US20210197291A1

US20210197291A1 - Shrink-fit device and method for inductively heating shrink-fit chucks

Info

Publication number: US20210197291A1
Application number: US17/192,811
Authority: US
Inventors: Hermann Diebold
Original assignee: Helmut Diebold & Co Goldring-Werkzeugfabrik GmbH
Current assignee: Helmut Diebold & Co Goldring-Werkzeugfabrik GmbH
Priority date: 2018-09-07
Filing date: 2021-03-04
Publication date: 2021-07-01
Also published as: EP3846961B1; DE102018121883A1; WO2020048970A1; CN112912206A; EP3846961A1

Abstract

This disclosure relates to a shrink-fit device for inductively heating shrink-fit chucks for shank tools, having an accommodating region for accommodating a shrink-fit chuck, an induction coil arrangement which surrounds the accommodating region concentrically with respect to a coil axis, and a measuring unit for controlling the temperature of the shrink-fit chuck. For controlling heating, a measuring channel, which opens into the accommodating region, passes through the induction coil arrangement. The measuring unit has a temperature sensor which engages in the measuring channel for detecting a casing temperature of the shrink-fit chuck.

Description

RELATED APPLICATIONS

This application is a continuation of PCT/EP2019/073450, filed Sep. 3, 2019, which claims priority to DE 10 2018 121 883.4, filed Sep. 7, 2018, the entire disclosures of both of which are hereby incorporated herein by reference.

BACKGROUND

This disclosure teaches a shrink-fit device for inductively heating or warming shrink-fit chucks for shank tools that have an accommodating region for accommodating a shrink-fit chuck, an induction coil arrangement which surrounds the accommodating region concentrically with respect to a coil axis, and a measuring unit for controlling the temperature of the shrink-fit chuck. This disclosure also relates to a method for inductively heating shrink-fit chucks.

[Given data]:
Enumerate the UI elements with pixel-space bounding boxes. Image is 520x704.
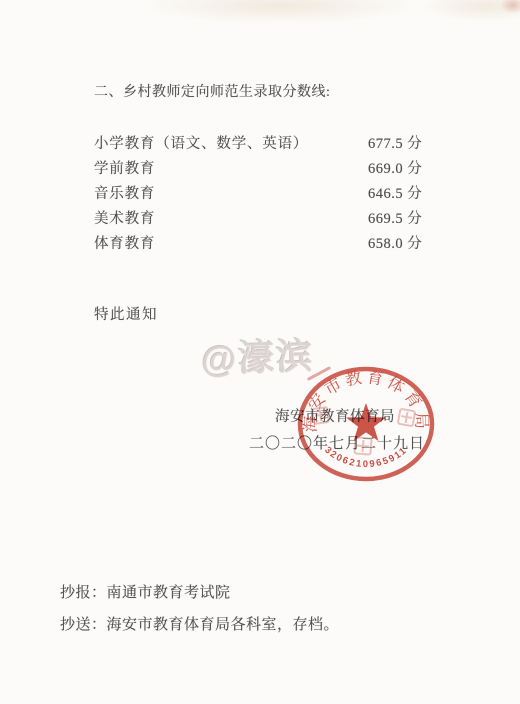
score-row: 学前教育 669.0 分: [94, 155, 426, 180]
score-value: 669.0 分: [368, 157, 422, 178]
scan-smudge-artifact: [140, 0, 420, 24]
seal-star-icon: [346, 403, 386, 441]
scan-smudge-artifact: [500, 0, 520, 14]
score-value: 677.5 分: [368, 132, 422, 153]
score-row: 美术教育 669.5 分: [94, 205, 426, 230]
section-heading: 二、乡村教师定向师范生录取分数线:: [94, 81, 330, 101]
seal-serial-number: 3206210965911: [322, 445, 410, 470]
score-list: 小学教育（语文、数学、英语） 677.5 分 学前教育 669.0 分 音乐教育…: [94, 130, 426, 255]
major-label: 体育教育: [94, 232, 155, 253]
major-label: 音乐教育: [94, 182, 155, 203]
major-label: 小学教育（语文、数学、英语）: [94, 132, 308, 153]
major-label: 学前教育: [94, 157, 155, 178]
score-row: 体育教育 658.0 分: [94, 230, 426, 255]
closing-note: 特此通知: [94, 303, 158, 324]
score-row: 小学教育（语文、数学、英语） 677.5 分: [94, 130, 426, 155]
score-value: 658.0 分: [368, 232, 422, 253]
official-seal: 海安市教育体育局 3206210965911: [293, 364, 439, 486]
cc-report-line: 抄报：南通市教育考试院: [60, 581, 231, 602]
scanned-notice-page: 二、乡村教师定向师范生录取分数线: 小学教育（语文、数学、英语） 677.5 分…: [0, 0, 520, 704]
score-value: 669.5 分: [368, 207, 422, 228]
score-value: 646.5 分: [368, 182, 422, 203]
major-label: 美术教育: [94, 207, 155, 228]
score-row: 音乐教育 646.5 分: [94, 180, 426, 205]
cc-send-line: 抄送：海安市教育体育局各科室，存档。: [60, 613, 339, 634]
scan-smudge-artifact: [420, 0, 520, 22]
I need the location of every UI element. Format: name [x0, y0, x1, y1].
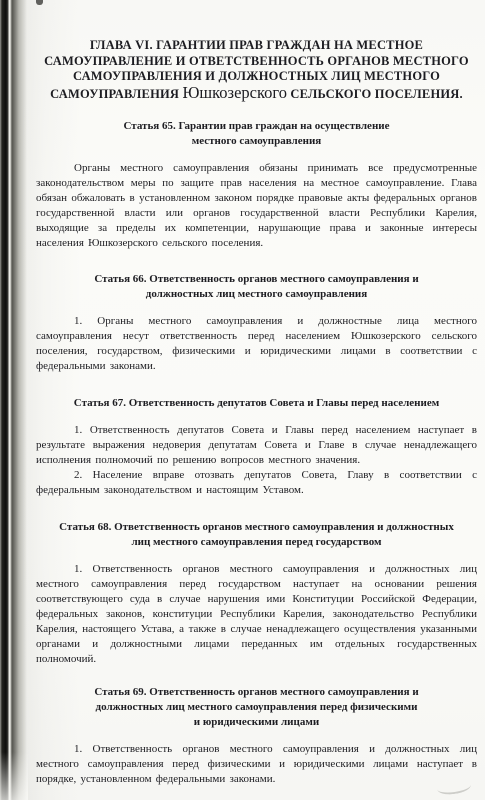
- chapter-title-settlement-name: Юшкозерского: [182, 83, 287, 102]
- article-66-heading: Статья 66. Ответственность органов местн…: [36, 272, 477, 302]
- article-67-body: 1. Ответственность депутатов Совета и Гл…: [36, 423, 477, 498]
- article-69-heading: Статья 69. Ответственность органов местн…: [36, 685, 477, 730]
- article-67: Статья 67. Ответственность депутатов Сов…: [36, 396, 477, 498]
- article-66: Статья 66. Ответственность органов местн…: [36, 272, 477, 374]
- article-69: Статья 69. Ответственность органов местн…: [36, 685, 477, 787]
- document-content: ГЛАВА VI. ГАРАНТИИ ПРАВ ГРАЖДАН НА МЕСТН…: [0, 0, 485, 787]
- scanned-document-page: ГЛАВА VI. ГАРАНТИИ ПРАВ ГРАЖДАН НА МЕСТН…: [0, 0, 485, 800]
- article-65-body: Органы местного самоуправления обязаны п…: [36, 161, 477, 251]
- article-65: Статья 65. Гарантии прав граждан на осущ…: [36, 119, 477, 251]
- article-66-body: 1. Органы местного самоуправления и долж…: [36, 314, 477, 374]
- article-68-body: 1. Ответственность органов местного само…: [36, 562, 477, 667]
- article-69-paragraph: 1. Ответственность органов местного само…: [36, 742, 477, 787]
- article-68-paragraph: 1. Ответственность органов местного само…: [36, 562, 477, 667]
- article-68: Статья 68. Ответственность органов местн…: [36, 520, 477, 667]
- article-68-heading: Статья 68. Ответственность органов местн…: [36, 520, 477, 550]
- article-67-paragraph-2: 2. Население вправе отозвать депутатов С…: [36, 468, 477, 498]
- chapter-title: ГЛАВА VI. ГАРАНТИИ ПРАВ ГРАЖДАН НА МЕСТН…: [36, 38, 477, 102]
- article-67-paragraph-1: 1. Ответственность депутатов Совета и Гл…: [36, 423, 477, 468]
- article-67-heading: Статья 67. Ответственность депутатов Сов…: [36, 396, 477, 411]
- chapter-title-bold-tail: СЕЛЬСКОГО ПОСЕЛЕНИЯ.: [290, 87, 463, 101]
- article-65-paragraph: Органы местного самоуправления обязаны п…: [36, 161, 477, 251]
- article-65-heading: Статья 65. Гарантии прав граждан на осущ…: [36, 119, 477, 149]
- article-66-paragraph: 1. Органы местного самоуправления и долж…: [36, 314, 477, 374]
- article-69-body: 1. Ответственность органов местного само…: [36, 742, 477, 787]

--

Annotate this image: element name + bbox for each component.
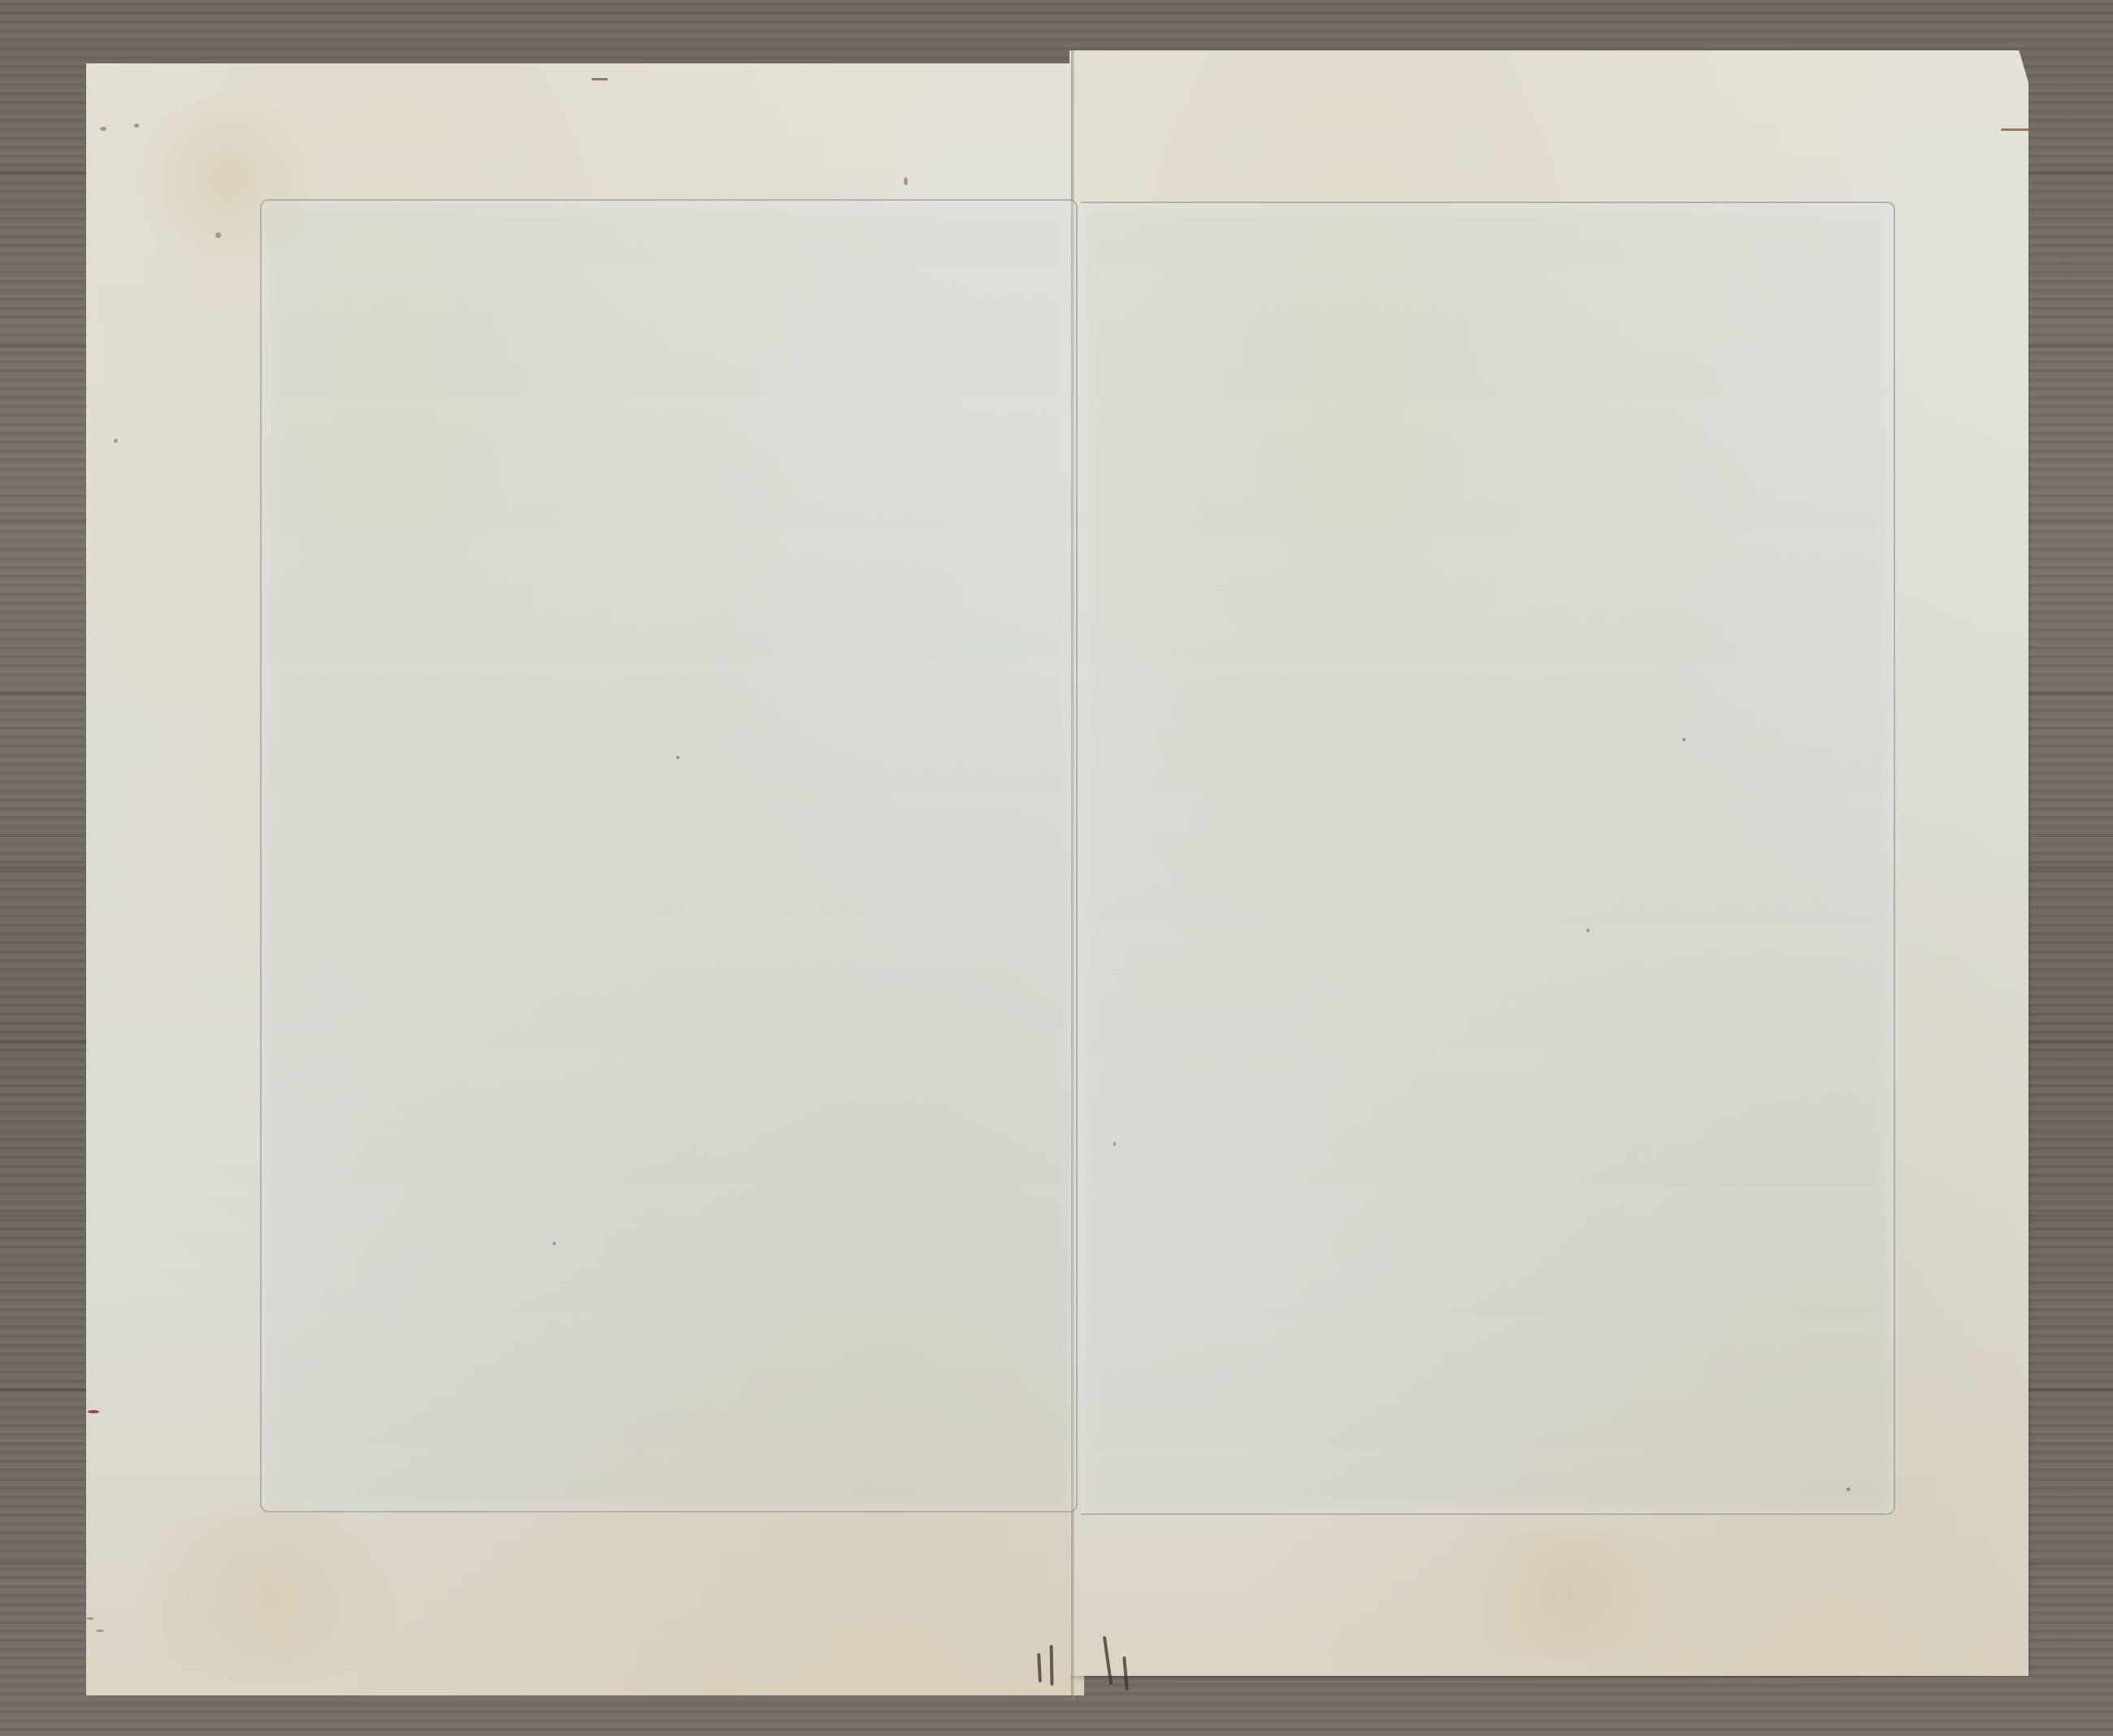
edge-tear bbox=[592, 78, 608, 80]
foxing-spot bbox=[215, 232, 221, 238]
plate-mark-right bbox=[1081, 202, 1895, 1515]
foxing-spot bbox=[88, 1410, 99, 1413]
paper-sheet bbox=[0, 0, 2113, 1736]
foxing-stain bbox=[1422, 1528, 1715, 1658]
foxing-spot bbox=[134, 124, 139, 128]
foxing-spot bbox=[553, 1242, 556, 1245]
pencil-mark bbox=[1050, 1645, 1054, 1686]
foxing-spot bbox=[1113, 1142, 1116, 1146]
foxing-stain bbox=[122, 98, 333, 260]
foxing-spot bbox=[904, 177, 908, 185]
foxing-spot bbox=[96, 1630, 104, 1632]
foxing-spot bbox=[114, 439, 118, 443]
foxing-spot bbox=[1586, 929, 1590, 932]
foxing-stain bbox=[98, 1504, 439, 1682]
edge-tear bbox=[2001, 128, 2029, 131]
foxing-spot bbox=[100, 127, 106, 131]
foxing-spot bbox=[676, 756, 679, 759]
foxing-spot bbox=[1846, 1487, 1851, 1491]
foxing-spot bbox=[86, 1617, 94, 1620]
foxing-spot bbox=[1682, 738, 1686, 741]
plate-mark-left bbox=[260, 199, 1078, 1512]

[Work to do]: Repeat the patent page on the shrink-fit device for inductively heating shrink-fit chucks word for word, in full.

[Output for this exercise]:
US20210197291A1

US20210197291A1 - Shrink-fit device and method for inductively heating shrink-fit chucks

Info

Publication number: US20210197291A1
Application number: US17/192,811
Authority: US
Inventors: Hermann Diebold
Original assignee: Helmut Diebold & Co Goldring-Werkzeugfabrik GmbH
Current assignee: Helmut Diebold & Co Goldring-Werkzeugfabrik GmbH
Priority date: 2018-09-07
Filing date: 2021-03-04
Publication date: 2021-07-01
Also published as: EP3846961B1; DE102018121883A1; WO2020048970A1; CN112912206A; EP3846961A1

Abstract

This disclosure relates to a shrink-fit device for inductively heating shrink-fit chucks for shank tools, having an accommodating region for accommodating a shrink-fit chuck, an induction coil arrangement which surrounds the accommodating region concentrically with respect to a coil axis, and a measuring unit for controlling the temperature of the shrink-fit chuck. For controlling heating, a measuring channel, which opens into the accommodating region, passes through the induction coil arrangement. The measuring unit has a temperature sensor which engages in the measuring channel for detecting a casing temperature of the shrink-fit chuck.

Description

RELATED APPLICATIONS

This application is a continuation of PCT/EP2019/073450, filed Sep. 3, 2019, which claims priority to DE 10 2018 121 883.4, filed Sep. 7, 2018, the entire disclosures of both of which are hereby incorporated herein by reference.

BACKGROUND

This disclosure teaches a shrink-fit device for inductively heating or warming shrink-fit chucks for shank tools that have an accommodating region for accommodating a shrink-fit chuck, an induction coil arrangement which surrounds the accommodating region concentrically with respect to a coil axis, and a measuring unit for controlling the temperature of the shrink-fit chuck. This disclosure also relates to a method for inductively heating shrink-fit chucks.